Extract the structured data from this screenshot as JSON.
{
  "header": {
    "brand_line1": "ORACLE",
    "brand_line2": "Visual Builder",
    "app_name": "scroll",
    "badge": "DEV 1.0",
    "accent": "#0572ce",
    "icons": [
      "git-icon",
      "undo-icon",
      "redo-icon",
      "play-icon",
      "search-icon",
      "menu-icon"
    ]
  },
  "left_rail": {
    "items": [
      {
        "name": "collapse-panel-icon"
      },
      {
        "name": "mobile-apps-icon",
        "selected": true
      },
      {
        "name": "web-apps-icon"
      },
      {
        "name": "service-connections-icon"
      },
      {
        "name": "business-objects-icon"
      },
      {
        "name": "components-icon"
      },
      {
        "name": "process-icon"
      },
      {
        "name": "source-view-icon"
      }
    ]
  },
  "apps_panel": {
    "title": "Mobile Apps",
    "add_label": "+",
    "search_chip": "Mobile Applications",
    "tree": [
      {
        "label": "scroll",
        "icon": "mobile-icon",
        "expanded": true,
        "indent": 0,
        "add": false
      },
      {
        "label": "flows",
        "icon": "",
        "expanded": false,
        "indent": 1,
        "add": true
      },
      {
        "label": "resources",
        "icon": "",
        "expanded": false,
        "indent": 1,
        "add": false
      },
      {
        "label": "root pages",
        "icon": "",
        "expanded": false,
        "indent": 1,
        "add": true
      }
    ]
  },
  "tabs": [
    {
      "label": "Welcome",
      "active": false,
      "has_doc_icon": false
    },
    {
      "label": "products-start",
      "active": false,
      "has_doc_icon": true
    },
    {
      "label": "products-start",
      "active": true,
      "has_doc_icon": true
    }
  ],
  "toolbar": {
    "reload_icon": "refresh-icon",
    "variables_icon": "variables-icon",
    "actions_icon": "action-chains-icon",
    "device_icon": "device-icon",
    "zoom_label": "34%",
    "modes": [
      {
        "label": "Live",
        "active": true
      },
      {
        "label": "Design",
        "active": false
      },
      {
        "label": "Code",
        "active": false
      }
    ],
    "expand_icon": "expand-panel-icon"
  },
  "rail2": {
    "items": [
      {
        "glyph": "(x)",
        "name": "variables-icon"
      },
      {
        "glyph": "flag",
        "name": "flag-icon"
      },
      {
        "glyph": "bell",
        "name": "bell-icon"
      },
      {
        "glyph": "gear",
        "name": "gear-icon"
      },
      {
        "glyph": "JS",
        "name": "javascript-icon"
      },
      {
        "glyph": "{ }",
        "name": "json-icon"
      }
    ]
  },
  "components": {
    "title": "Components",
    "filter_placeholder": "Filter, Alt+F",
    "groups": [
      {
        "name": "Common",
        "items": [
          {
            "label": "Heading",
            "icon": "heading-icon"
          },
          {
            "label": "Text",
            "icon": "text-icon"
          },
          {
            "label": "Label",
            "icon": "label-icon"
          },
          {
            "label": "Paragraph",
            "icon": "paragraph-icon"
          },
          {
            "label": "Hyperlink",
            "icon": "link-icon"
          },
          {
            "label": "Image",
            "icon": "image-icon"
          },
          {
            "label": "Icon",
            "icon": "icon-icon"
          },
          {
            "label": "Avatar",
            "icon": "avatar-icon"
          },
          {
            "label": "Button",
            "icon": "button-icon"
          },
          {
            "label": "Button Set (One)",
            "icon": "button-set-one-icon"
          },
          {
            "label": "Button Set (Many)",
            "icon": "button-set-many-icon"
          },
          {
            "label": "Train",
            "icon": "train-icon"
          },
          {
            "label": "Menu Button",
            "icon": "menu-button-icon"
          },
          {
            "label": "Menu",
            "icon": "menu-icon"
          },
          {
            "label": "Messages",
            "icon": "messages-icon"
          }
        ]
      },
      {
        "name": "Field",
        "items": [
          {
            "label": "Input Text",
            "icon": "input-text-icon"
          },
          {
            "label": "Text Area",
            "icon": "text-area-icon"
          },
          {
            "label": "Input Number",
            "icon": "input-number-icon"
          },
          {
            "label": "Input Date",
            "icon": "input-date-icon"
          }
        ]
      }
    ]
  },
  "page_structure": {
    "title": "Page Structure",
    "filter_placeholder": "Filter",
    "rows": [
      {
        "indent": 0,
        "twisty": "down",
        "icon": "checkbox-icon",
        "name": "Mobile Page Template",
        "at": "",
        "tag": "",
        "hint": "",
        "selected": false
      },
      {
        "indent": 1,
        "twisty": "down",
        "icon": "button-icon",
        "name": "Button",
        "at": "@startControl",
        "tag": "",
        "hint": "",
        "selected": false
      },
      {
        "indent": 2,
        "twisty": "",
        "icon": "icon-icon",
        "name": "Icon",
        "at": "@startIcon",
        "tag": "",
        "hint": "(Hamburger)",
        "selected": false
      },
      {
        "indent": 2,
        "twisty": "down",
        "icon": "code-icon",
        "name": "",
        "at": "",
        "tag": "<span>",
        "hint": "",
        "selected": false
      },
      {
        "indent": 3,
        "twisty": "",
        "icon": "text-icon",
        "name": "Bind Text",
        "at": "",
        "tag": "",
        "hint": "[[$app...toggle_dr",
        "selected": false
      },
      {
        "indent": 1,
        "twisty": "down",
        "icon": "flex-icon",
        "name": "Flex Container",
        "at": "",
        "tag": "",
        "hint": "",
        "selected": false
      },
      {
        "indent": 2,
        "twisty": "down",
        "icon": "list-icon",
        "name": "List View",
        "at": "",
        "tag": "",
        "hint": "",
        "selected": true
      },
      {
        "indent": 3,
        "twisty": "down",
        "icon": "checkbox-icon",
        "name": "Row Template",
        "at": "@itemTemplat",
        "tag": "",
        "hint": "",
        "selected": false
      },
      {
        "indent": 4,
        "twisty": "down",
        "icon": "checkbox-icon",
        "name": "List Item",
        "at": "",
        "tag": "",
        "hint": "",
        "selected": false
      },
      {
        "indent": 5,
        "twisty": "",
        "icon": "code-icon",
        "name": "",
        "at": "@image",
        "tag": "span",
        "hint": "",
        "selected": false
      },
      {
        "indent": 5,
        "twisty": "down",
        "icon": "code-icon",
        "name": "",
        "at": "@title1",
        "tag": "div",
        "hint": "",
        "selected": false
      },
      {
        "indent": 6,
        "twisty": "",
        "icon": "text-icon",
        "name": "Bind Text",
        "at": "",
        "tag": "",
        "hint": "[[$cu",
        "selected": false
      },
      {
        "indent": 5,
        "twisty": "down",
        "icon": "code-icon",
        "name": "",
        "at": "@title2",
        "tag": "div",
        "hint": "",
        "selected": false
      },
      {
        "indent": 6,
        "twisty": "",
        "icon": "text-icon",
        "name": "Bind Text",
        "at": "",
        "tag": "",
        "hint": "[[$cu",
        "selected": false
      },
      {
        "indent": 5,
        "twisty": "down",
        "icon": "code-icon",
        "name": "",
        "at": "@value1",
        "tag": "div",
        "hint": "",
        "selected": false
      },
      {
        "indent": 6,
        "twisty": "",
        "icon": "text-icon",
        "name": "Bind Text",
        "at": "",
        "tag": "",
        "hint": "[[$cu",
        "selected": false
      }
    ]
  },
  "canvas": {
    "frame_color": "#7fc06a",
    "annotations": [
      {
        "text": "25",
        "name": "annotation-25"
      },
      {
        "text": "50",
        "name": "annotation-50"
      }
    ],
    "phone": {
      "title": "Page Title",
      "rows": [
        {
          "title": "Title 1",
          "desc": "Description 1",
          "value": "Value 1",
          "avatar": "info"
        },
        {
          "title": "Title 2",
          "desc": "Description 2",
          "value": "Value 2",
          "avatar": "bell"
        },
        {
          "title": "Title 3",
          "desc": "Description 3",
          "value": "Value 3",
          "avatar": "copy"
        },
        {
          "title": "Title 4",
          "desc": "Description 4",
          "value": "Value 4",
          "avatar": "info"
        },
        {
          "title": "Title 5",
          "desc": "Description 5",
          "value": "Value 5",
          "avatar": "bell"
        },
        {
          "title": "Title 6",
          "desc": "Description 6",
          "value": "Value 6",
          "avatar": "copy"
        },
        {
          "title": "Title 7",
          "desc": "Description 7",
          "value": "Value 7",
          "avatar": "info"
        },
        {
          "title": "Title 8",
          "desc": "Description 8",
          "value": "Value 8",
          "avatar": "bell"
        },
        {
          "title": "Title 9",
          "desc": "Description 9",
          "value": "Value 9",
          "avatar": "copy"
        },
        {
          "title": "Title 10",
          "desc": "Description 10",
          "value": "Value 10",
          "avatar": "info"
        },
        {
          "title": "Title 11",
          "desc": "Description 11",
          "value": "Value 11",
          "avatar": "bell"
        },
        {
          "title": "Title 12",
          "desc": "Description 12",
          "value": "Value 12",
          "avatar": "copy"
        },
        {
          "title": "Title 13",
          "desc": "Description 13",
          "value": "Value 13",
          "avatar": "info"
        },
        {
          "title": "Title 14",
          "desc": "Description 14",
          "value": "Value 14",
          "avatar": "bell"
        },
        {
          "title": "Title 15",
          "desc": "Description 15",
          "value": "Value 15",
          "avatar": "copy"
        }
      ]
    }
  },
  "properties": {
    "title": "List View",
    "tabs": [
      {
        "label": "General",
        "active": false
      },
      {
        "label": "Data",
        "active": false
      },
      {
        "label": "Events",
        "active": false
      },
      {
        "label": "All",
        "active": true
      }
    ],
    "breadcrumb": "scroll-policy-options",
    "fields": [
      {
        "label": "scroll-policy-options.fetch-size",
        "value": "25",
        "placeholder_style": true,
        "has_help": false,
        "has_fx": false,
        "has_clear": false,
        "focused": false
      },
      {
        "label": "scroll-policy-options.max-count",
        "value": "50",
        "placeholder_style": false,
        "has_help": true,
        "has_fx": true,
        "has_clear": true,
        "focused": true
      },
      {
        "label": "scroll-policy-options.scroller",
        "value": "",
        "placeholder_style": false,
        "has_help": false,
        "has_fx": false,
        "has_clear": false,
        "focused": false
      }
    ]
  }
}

----

Gather each line that holds "Template".

        "name": "Mobile Page Template",
        "name": "Row Template",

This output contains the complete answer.